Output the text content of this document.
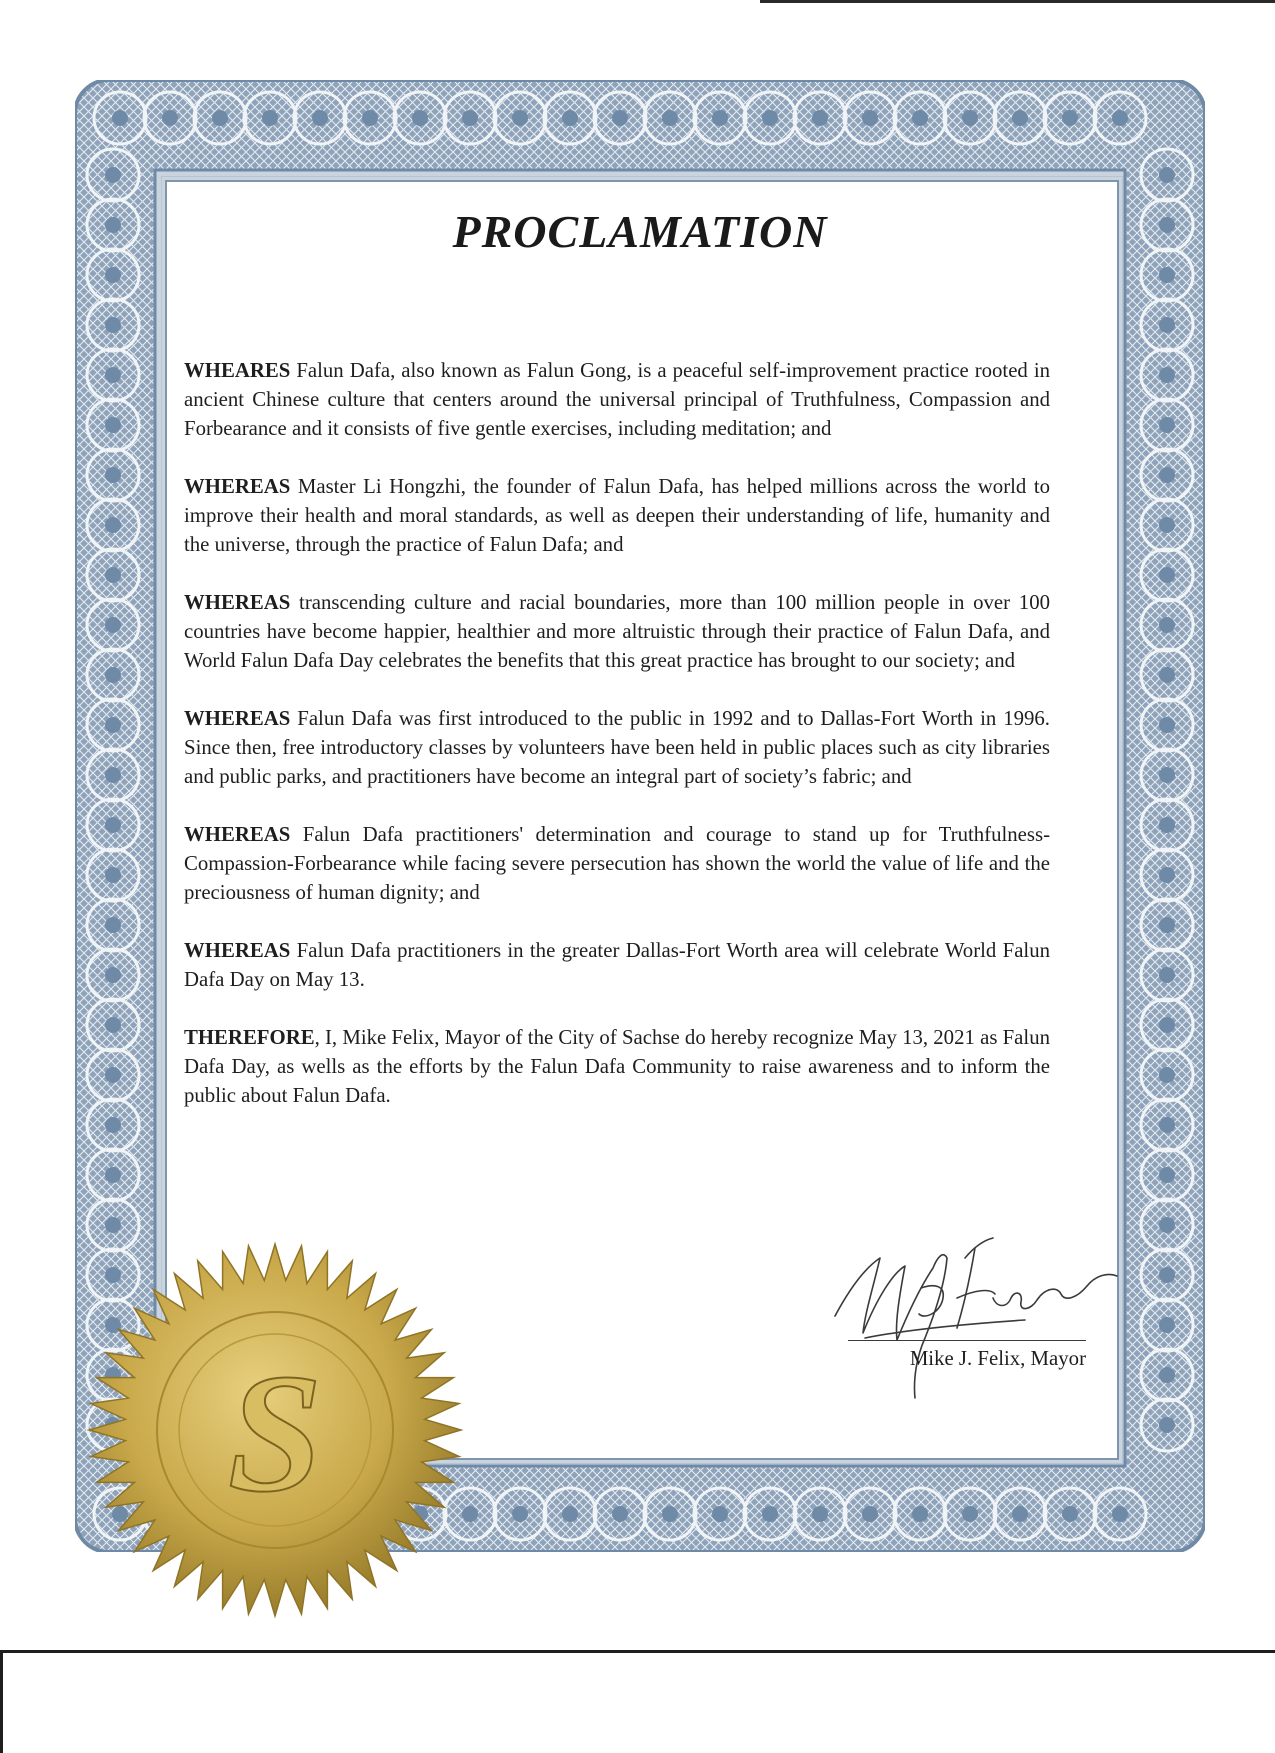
PROCLAMATION

WHEARES Falun Dafa, also known as Falun Gong, is a peaceful self-improvement practice rooted in ancient Chinese culture that centers around the universal principal of Truthfulness, Compassion and Forbearance and it consists of five gentle exercises, including meditation; and

WHEREAS Master Li Hongzhi, the founder of Falun Dafa, has helped millions across the world to improve their health and moral standards, as well as deepen their understanding of life, humanity and the universe, through the practice of Falun Dafa; and

WHEREAS transcending culture and racial boundaries, more than 100 million people in over 100 countries have become happier, healthier and more altruistic through their practice of Falun Dafa, and World Falun Dafa Day celebrates the benefits that this great practice has brought to our society; and

WHEREAS Falun Dafa was first introduced to the public in 1992 and to Dallas-Fort Worth in 1996. Since then, free introductory classes by volunteers have been held in public places such as city libraries and public parks, and practitioners have become an integral part of society’s fabric; and

WHEREAS Falun Dafa practitioners' determination and courage to stand up for Truthfulness-Compassion-Forbearance while facing severe persecution has shown the world the value of life and the preciousness of human dignity; and

WHEREAS Falun Dafa practitioners in the greater Dallas-Fort Worth area will celebrate World Falun Dafa Day on May 13.

THEREFORE, I, Mike Felix, Mayor of the City of Sachse do hereby recognize May 13, 2021 as Falun Dafa Day, as wells as the efforts by the Falun Dafa Community to raise awareness and to inform the public about Falun Dafa.

Mike J. Felix, Mayor
S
════════════════
Prompt - Repeat the listing above exactly, with no pictures.

Solution to this exercise -
Output the text content of this document.
PROCLAMATION

WHEARES Falun Dafa, also known as Falun Gong, is a peaceful self-improvement practice rooted in ancient Chinese culture that centers around the universal principal of Truthfulness, Compassion and Forbearance and it consists of five gentle exercises, including meditation; and

WHEREAS Master Li Hongzhi, the founder of Falun Dafa, has helped millions across the world to improve their health and moral standards, as well as deepen their understanding of life, humanity and the universe, through the practice of Falun Dafa; and

WHEREAS transcending culture and racial boundaries, more than 100 million people in over 100 countries have become happier, healthier and more altruistic through their practice of Falun Dafa, and World Falun Dafa Day celebrates the benefits that this great practice has brought to our society; and

WHEREAS Falun Dafa was first introduced to the public in 1992 and to Dallas-Fort Worth in 1996. Since then, free introductory classes by volunteers have been held in public places such as city libraries and public parks, and practitioners have become an integral part of society’s fabric; and

WHEREAS Falun Dafa practitioners' determination and courage to stand up for Truthfulness-Compassion-Forbearance while facing severe persecution has shown the world the value of life and the preciousness of human dignity; and

WHEREAS Falun Dafa practitioners in the greater Dallas-Fort Worth area will celebrate World Falun Dafa Day on May 13.

THEREFORE, I, Mike Felix, Mayor of the City of Sachse do hereby recognize May 13, 2021 as Falun Dafa Day, as wells as the efforts by the Falun Dafa Community to raise awareness and to inform the public about Falun Dafa.

Mike J. Felix, Mayor
S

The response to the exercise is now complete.